• Recorded data:
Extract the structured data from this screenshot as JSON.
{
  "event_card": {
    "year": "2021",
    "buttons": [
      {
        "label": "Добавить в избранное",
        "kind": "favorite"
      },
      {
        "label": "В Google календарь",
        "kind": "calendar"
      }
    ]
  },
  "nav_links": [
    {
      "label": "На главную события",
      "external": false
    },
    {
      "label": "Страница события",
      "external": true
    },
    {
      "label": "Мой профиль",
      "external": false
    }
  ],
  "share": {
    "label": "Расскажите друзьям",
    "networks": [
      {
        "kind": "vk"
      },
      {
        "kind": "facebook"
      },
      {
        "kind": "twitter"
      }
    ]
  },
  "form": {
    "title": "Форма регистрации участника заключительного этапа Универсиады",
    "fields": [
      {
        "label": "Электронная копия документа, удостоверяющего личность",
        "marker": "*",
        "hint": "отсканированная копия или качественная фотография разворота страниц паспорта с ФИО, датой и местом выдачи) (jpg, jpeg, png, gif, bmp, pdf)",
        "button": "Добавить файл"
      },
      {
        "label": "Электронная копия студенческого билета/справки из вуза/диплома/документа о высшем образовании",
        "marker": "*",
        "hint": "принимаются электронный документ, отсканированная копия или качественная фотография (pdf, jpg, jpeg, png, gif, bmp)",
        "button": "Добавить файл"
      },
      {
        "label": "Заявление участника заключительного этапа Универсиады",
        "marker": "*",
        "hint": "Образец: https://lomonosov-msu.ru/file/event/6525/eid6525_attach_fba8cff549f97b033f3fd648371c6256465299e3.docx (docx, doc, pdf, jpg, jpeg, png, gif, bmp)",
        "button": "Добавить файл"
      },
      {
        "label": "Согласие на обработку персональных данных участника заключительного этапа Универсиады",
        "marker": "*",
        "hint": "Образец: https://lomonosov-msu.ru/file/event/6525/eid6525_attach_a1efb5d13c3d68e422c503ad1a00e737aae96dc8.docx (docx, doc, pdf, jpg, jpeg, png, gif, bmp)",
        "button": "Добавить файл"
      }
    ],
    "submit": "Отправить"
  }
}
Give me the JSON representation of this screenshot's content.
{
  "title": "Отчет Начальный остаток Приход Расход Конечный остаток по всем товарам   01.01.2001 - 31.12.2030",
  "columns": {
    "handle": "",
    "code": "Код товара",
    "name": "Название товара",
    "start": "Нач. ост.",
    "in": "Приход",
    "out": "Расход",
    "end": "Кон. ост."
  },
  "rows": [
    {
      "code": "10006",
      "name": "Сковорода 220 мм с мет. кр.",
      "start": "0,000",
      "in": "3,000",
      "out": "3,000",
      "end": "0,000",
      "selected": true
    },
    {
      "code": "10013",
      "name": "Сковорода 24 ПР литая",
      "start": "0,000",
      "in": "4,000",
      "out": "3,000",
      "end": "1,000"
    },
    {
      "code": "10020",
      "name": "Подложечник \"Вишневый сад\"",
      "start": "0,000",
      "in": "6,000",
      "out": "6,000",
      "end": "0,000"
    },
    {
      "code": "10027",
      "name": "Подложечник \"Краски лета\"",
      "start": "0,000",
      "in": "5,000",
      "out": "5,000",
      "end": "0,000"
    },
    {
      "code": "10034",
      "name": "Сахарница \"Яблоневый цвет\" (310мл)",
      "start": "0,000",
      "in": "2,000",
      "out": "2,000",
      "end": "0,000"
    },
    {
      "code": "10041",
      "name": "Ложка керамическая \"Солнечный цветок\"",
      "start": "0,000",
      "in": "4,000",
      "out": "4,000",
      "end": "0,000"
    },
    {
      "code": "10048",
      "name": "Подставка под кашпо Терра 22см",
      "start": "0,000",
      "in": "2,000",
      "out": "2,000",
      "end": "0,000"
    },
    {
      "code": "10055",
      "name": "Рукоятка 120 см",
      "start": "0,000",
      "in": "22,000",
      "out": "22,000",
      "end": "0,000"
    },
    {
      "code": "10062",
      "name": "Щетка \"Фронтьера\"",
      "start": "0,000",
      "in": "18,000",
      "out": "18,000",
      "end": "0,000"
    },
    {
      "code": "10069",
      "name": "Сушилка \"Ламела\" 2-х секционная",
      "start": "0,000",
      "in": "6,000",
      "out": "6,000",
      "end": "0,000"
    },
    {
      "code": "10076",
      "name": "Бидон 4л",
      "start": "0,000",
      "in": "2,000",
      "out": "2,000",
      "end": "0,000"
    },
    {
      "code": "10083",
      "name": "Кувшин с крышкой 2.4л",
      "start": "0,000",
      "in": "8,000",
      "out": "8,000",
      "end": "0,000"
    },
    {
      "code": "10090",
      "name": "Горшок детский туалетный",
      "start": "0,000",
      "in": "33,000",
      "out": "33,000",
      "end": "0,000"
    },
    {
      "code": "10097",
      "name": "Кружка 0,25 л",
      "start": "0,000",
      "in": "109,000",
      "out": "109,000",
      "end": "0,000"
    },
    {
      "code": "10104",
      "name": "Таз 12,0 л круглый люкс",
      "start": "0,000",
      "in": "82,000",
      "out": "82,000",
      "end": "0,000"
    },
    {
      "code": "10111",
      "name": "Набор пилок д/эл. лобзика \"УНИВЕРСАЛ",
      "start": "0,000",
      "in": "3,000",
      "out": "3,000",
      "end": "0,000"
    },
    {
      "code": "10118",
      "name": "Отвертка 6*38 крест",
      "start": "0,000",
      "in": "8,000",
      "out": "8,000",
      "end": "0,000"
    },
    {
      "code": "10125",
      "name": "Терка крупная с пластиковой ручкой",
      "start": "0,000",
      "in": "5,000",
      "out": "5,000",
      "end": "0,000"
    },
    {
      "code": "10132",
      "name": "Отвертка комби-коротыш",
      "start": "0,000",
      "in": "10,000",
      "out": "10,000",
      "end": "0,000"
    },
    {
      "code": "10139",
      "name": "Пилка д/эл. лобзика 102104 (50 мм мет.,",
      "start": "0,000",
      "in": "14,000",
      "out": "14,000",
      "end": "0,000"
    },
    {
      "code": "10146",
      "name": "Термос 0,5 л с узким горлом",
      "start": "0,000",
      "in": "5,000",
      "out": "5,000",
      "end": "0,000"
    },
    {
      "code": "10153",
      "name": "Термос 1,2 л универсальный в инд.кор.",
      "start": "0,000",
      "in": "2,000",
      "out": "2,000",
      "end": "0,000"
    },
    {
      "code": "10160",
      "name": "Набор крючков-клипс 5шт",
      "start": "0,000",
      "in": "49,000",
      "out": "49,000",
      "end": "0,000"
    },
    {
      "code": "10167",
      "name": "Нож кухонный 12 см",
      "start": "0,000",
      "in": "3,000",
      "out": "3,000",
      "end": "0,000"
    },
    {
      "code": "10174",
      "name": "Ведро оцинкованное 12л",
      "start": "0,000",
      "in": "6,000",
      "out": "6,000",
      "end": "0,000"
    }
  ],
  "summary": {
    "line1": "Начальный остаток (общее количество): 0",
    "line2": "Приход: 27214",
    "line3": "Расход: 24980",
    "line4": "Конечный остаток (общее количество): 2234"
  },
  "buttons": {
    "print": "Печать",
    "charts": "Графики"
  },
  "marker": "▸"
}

• Exercise prompt:
Return every record above exactly as it appears.

• Final answer:
Extract the structured data from this screenshot as JSON.
{
  "event_card": {
    "year": "2021",
    "buttons": [
      {
        "label": "Добавить в избранное",
        "kind": "favorite"
      },
      {
        "label": "В Google календарь",
        "kind": "calendar"
      }
    ]
  },
  "nav_links": [
    {
      "label": "На главную события",
      "external": false
    },
    {
      "label": "Страница события",
      "external": true
    },
    {
      "label": "Мой профиль",
      "external": false
    }
  ],
  "share": {
    "label": "Расскажите друзьям",
    "networks": [
      {
        "kind": "vk"
      },
      {
        "kind": "facebook"
      },
      {
        "kind": "twitter"
      }
    ]
  },
  "form": {
    "title": "Форма регистрации участника заключительного этапа Универсиады",
    "fields": [
      {
        "label": "Электронная копия документа, удостоверяющего личность",
        "marker": "*",
        "hint": "отсканированная копия или качественная фотография разворота страниц паспорта с ФИО, датой и местом выдачи) (jpg, jpeg, png, gif, bmp, pdf)",
        "button": "Добавить файл"
      },
      {
        "label": "Электронная копия студенческого билета/справки из вуза/диплома/документа о высшем образовании",
        "marker": "*",
        "hint": "принимаются электронный документ, отсканированная копия или качественная фотография (pdf, jpg, jpeg, png, gif, bmp)",
        "button": "Добавить файл"
      },
      {
        "label": "Заявление участника заключительного этапа Универсиады",
        "marker": "*",
        "hint": "Образец: https://lomonosov-msu.ru/file/event/6525/eid6525_attach_fba8cff549f97b033f3fd648371c6256465299e3.docx (docx, doc, pdf, jpg, jpeg, png, gif, bmp)",
        "button": "Добавить файл"
      },
      {
        "label": "Согласие на обработку персональных данных участника заключительного этапа Универсиады",
        "marker": "*",
        "hint": "Образец: https://lomonosov-msu.ru/file/event/6525/eid6525_attach_a1efb5d13c3d68e422c503ad1a00e737aae96dc8.docx (docx, doc, pdf, jpg, jpeg, png, gif, bmp)",
        "button": "Добавить файл"
      }
    ],
    "submit": "Отправить"
  }
}
Give me the JSON representation of this screenshot's content.
{
  "title": "Отчет Начальный остаток Приход Расход Конечный остаток по всем товарам   01.01.2001 - 31.12.2030",
  "columns": {
    "handle": "",
    "code": "Код товара",
    "name": "Название товара",
    "start": "Нач. ост.",
    "in": "Приход",
    "out": "Расход",
    "end": "Кон. ост."
  },
  "rows": [
    {
      "code": "10006",
      "name": "Сковорода 220 мм с мет. кр.",
      "start": "0,000",
      "in": "3,000",
      "out": "3,000",
      "end": "0,000",
      "selected": true
    },
    {
      "code": "10013",
      "name": "Сковорода 24 ПР литая",
      "start": "0,000",
      "in": "4,000",
      "out": "3,000",
      "end": "1,000"
    },
    {
      "code": "10020",
      "name": "Подложечник \"Вишневый сад\"",
      "start": "0,000",
      "in": "6,000",
      "out": "6,000",
      "end": "0,000"
    },
    {
      "code": "10027",
      "name": "Подложечник \"Краски лета\"",
      "start": "0,000",
      "in": "5,000",
      "out": "5,000",
      "end": "0,000"
    },
    {
      "code": "10034",
      "name": "Сахарница \"Яблоневый цвет\" (310мл)",
      "start": "0,000",
      "in": "2,000",
      "out": "2,000",
      "end": "0,000"
    },
    {
      "code": "10041",
      "name": "Ложка керамическая \"Солнечный цветок\"",
      "start": "0,000",
      "in": "4,000",
      "out": "4,000",
      "end": "0,000"
    },
    {
      "code": "10048",
      "name": "Подставка под кашпо Терра 22см",
      "start": "0,000",
      "in": "2,000",
      "out": "2,000",
      "end": "0,000"
    },
    {
      "code": "10055",
      "name": "Рукоятка 120 см",
      "start": "0,000",
      "in": "22,000",
      "out": "22,000",
      "end": "0,000"
    },
    {
      "code": "10062",
      "name": "Щетка \"Фронтьера\"",
      "start": "0,000",
      "in": "18,000",
      "out": "18,000",
      "end": "0,000"
    },
    {
      "code": "10069",
      "name": "Сушилка \"Ламела\" 2-х секционная",
      "start": "0,000",
      "in": "6,000",
      "out": "6,000",
      "end": "0,000"
    },
    {
      "code": "10076",
      "name": "Бидон 4л",
      "start": "0,000",
      "in": "2,000",
      "out": "2,000",
      "end": "0,000"
    },
    {
      "code": "10083",
      "name": "Кувшин с крышкой 2.4л",
      "start": "0,000",
      "in": "8,000",
      "out": "8,000",
      "end": "0,000"
    },
    {
      "code": "10090",
      "name": "Горшок детский туалетный",
      "start": "0,000",
      "in": "33,000",
      "out": "33,000",
      "end": "0,000"
    },
    {
      "code": "10097",
      "name": "Кружка 0,25 л",
      "start": "0,000",
      "in": "109,000",
      "out": "109,000",
      "end": "0,000"
    },
    {
      "code": "10104",
      "name": "Таз 12,0 л круглый люкс",
      "start": "0,000",
      "in": "82,000",
      "out": "82,000",
      "end": "0,000"
    },
    {
      "code": "10111",
      "name": "Набор пилок д/эл. лобзика \"УНИВЕРСАЛ",
      "start": "0,000",
      "in": "3,000",
      "out": "3,000",
      "end": "0,000"
    },
    {
      "code": "10118",
      "name": "Отвертка 6*38 крест",
      "start": "0,000",
      "in": "8,000",
      "out": "8,000",
      "end": "0,000"
    },
    {
      "code": "10125",
      "name": "Терка крупная с пластиковой ручкой",
      "start": "0,000",
      "in": "5,000",
      "out": "5,000",
      "end": "0,000"
    },
    {
      "code": "10132",
      "name": "Отвертка комби-коротыш",
      "start": "0,000",
      "in": "10,000",
      "out": "10,000",
      "end": "0,000"
    },
    {
      "code": "10139",
      "name": "Пилка д/эл. лобзика 102104 (50 мм мет.,",
      "start": "0,000",
      "in": "14,000",
      "out": "14,000",
      "end": "0,000"
    },
    {
      "code": "10146",
      "name": "Термос 0,5 л с узким горлом",
      "start": "0,000",
      "in": "5,000",
      "out": "5,000",
      "end": "0,000"
    },
    {
      "code": "10153",
      "name": "Термос 1,2 л универсальный в инд.кор.",
      "start": "0,000",
      "in": "2,000",
      "out": "2,000",
      "end": "0,000"
    },
    {
      "code": "10160",
      "name": "Набор крючков-клипс 5шт",
      "start": "0,000",
      "in": "49,000",
      "out": "49,000",
      "end": "0,000"
    },
    {
      "code": "10167",
      "name": "Нож кухонный 12 см",
      "start": "0,000",
      "in": "3,000",
      "out": "3,000",
      "end": "0,000"
    },
    {
      "code": "10174",
      "name": "Ведро оцинкованное 12л",
      "start": "0,000",
      "in": "6,000",
      "out": "6,000",
      "end": "0,000"
    }
  ],
  "summary": {
    "line1": "Начальный остаток (общее количество): 0",
    "line2": "Приход: 27214",
    "line3": "Расход: 24980",
    "line4": "Конечный остаток (общее количество): 2234"
  },
  "buttons": {
    "print": "Печать",
    "charts": "Графики"
  },
  "marker": "▸"
}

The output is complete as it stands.